**DIRECTIVE**
Can you transcribe every line exactly and leave the pictures behind?

(Data records)
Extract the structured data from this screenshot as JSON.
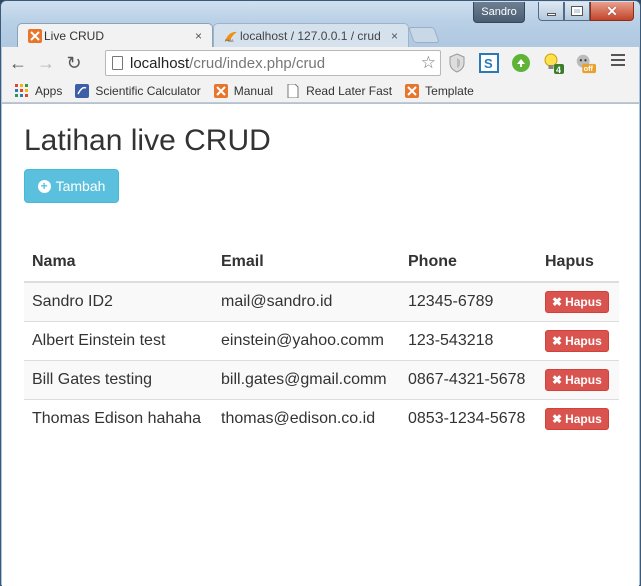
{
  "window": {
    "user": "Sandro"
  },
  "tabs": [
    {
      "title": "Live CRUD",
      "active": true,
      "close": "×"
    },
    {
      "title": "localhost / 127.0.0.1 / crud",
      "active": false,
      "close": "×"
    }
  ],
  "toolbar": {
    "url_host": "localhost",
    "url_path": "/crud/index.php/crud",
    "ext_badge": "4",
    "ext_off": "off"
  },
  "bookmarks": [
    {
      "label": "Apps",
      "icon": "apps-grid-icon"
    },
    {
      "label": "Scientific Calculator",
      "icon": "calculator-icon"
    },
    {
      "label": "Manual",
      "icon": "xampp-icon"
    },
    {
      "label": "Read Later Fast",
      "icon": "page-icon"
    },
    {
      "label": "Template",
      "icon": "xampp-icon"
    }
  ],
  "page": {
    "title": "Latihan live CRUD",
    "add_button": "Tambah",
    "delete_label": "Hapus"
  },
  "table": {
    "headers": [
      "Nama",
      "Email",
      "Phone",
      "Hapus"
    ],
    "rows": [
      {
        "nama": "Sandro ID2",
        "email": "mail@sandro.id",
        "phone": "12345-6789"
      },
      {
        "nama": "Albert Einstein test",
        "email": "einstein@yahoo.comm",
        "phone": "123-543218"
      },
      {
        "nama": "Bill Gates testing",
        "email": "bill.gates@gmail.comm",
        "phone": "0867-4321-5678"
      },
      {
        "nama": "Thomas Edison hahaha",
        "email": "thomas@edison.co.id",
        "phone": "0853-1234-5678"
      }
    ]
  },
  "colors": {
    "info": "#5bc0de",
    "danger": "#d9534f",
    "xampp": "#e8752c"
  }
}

**FINISHED TASK**
Extract the structured data from this screenshot as JSON.
{
  "window": {
    "user": "Sandro"
  },
  "tabs": [
    {
      "title": "Live CRUD",
      "active": true,
      "close": "×"
    },
    {
      "title": "localhost / 127.0.0.1 / crud",
      "active": false,
      "close": "×"
    }
  ],
  "toolbar": {
    "url_host": "localhost",
    "url_path": "/crud/index.php/crud",
    "ext_badge": "4",
    "ext_off": "off"
  },
  "bookmarks": [
    {
      "label": "Apps",
      "icon": "apps-grid-icon"
    },
    {
      "label": "Scientific Calculator",
      "icon": "calculator-icon"
    },
    {
      "label": "Manual",
      "icon": "xampp-icon"
    },
    {
      "label": "Read Later Fast",
      "icon": "page-icon"
    },
    {
      "label": "Template",
      "icon": "xampp-icon"
    }
  ],
  "page": {
    "title": "Latihan live CRUD",
    "add_button": "Tambah",
    "delete_label": "Hapus"
  },
  "table": {
    "headers": [
      "Nama",
      "Email",
      "Phone",
      "Hapus"
    ],
    "rows": [
      {
        "nama": "Sandro ID2",
        "email": "mail@sandro.id",
        "phone": "12345-6789"
      },
      {
        "nama": "Albert Einstein test",
        "email": "einstein@yahoo.comm",
        "phone": "123-543218"
      },
      {
        "nama": "Bill Gates testing",
        "email": "bill.gates@gmail.comm",
        "phone": "0867-4321-5678"
      },
      {
        "nama": "Thomas Edison hahaha",
        "email": "thomas@edison.co.id",
        "phone": "0853-1234-5678"
      }
    ]
  },
  "colors": {
    "info": "#5bc0de",
    "danger": "#d9534f",
    "xampp": "#e8752c"
  }
}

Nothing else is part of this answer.